* Stated goal *
Look through the records below and collect all lines that hold the string "Patent".

####

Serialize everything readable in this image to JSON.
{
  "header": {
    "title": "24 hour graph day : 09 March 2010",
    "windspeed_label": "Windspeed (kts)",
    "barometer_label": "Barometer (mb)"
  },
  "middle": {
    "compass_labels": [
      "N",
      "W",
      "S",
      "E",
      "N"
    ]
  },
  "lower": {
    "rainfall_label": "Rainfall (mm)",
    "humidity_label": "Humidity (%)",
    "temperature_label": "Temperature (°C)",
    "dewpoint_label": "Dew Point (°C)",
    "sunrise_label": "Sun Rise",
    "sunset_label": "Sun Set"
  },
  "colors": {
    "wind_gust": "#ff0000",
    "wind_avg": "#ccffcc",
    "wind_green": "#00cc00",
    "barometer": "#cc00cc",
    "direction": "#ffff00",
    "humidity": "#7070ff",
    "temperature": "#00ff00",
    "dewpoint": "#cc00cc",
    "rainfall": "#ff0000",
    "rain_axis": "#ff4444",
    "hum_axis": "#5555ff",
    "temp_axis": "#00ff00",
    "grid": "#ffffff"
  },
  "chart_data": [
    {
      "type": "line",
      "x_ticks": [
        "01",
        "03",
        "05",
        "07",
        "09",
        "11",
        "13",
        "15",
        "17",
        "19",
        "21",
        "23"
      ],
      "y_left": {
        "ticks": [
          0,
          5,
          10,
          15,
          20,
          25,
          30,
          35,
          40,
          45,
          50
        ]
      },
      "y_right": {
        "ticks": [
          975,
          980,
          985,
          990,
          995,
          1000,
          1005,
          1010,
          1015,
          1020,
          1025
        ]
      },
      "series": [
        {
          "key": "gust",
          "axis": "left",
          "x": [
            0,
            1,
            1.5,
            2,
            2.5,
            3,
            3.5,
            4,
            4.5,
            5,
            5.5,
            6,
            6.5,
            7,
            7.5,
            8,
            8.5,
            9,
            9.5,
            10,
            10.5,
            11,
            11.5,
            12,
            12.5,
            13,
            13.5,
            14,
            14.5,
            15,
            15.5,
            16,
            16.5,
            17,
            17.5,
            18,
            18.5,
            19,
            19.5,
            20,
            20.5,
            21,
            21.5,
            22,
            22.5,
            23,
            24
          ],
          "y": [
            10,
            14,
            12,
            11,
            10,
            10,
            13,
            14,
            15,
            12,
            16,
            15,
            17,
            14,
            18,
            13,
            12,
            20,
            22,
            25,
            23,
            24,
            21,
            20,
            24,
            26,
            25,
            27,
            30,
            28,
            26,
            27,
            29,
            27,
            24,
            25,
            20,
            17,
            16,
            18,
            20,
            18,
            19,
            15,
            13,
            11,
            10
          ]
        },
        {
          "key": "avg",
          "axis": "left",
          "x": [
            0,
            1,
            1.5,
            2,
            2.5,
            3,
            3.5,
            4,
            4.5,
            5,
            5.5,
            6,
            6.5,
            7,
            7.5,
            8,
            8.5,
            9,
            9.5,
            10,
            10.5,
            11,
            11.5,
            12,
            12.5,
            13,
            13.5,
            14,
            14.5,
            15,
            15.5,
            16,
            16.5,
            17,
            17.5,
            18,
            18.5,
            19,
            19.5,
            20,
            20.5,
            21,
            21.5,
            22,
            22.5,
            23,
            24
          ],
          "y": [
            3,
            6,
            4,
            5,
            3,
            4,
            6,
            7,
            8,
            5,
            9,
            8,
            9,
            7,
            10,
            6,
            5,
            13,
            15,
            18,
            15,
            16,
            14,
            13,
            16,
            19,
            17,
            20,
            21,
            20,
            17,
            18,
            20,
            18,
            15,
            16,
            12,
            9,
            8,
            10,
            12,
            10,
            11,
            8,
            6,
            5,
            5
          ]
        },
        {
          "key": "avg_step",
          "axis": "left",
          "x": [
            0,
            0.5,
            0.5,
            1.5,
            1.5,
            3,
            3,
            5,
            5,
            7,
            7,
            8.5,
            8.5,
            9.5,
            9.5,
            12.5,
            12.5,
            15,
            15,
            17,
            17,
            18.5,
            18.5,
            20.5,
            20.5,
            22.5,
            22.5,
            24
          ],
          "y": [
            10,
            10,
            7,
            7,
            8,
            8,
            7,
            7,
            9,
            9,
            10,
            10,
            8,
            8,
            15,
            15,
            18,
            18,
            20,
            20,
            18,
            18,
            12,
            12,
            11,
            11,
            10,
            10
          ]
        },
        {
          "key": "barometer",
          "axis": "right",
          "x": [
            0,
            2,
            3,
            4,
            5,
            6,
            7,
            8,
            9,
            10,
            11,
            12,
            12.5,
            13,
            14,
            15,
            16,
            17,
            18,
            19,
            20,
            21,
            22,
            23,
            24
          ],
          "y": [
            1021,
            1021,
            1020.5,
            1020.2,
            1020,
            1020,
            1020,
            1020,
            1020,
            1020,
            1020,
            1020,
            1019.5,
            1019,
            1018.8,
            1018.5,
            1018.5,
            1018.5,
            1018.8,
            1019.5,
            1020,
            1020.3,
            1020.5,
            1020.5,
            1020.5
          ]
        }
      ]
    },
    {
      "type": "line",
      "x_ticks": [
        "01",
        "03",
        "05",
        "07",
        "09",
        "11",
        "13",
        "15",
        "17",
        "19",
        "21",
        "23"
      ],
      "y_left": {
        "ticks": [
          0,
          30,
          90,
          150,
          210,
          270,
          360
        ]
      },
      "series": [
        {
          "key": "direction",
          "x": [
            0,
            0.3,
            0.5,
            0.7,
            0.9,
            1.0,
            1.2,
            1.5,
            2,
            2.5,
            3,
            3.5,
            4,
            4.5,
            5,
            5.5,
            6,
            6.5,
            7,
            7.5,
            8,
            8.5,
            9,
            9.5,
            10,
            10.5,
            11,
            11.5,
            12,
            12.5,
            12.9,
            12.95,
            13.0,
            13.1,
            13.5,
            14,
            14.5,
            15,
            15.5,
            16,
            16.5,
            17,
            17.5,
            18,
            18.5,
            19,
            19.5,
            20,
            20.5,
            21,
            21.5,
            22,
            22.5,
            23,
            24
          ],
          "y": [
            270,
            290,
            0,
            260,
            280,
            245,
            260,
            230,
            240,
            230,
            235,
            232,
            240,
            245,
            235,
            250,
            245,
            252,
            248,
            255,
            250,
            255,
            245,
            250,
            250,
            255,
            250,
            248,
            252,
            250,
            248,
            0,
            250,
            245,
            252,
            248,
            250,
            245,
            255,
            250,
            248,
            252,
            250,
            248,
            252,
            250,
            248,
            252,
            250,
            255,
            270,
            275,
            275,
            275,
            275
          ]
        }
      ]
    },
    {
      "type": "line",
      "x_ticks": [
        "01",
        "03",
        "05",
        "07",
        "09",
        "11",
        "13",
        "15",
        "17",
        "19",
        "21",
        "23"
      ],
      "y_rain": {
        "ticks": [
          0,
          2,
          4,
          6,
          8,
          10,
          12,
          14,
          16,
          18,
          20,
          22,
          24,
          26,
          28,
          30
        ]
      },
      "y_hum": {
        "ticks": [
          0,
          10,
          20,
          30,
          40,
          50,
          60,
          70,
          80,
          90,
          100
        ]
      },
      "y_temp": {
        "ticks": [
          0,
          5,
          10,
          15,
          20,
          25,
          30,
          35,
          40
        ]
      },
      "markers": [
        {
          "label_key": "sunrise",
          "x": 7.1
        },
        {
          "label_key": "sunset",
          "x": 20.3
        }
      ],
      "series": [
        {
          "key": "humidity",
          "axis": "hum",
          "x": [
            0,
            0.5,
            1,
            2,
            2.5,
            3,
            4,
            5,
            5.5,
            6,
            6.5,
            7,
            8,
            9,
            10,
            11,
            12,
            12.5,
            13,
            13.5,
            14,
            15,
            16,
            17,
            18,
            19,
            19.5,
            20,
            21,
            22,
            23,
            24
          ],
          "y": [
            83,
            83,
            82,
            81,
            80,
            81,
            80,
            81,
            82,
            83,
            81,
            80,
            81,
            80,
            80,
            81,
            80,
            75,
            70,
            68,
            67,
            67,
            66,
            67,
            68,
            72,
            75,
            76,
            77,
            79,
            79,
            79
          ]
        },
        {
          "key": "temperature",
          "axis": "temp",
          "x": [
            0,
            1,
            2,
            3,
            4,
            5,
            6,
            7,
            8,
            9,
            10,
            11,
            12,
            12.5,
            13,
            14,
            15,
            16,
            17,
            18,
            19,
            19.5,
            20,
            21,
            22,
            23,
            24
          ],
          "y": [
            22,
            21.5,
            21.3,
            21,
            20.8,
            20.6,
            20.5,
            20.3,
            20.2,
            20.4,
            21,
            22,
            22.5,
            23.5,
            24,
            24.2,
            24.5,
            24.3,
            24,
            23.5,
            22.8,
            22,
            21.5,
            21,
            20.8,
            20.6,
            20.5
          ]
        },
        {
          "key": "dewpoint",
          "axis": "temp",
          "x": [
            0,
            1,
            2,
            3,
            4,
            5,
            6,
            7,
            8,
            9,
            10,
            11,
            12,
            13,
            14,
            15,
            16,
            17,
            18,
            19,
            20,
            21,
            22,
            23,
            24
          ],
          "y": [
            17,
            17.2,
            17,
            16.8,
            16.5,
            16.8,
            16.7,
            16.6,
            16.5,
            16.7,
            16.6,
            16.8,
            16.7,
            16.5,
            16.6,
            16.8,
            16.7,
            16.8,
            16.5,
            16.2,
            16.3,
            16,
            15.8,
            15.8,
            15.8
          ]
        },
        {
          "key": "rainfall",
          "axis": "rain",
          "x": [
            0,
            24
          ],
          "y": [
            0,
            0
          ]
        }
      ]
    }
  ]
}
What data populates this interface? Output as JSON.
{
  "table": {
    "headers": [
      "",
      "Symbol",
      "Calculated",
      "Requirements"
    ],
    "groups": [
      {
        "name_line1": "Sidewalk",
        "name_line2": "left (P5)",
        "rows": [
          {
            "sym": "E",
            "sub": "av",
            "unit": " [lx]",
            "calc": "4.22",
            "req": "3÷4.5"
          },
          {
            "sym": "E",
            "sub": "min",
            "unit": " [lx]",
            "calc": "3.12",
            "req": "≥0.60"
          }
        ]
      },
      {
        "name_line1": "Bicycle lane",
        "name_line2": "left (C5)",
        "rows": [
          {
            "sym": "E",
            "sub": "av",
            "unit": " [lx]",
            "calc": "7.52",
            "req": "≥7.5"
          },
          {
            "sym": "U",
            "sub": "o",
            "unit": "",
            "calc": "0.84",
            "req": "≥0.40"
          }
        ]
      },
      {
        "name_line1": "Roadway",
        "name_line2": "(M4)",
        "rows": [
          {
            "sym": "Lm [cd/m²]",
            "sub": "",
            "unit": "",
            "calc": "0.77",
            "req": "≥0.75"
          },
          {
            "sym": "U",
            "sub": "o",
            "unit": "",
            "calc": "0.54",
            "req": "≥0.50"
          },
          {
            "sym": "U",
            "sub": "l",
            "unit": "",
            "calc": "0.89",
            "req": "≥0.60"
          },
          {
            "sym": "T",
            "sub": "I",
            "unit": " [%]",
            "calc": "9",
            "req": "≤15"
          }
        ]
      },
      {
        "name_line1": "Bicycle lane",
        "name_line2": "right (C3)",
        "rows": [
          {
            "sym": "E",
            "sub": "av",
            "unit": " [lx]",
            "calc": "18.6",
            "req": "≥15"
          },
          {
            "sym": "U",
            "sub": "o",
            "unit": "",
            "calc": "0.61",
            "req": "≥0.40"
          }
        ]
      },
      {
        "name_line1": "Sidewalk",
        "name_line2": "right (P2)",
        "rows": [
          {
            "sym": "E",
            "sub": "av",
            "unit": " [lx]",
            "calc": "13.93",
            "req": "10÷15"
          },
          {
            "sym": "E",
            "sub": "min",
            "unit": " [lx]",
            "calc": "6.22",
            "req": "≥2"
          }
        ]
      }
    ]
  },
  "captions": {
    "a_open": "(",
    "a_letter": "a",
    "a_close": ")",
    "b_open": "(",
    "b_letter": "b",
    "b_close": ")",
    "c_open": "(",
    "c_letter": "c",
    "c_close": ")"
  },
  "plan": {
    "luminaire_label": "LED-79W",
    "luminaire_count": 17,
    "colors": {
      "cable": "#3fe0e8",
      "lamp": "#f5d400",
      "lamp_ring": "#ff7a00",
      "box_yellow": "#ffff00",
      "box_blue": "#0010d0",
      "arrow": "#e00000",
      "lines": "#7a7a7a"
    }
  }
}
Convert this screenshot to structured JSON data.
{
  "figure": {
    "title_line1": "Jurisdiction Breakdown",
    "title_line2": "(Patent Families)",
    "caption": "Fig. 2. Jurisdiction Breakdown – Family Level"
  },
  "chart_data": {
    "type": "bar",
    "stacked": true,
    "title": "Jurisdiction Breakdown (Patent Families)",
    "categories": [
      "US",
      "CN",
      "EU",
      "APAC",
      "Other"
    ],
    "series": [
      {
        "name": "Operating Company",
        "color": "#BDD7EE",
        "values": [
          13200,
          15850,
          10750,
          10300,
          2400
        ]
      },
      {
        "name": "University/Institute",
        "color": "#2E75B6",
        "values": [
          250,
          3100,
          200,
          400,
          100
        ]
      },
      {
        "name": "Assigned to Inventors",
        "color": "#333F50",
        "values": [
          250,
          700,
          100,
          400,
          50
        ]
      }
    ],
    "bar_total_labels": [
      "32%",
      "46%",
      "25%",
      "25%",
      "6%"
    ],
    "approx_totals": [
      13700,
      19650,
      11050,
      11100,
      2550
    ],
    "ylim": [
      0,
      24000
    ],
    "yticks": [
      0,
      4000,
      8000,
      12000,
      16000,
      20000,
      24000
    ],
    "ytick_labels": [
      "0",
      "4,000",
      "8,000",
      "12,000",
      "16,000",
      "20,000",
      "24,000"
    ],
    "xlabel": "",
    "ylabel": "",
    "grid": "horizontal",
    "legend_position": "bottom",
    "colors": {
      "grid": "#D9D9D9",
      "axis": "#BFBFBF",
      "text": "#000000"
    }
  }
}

####

* Output of the task *
    "title_line2": "(Patent Families)",
    "title": "Jurisdiction Breakdown (Patent Families)",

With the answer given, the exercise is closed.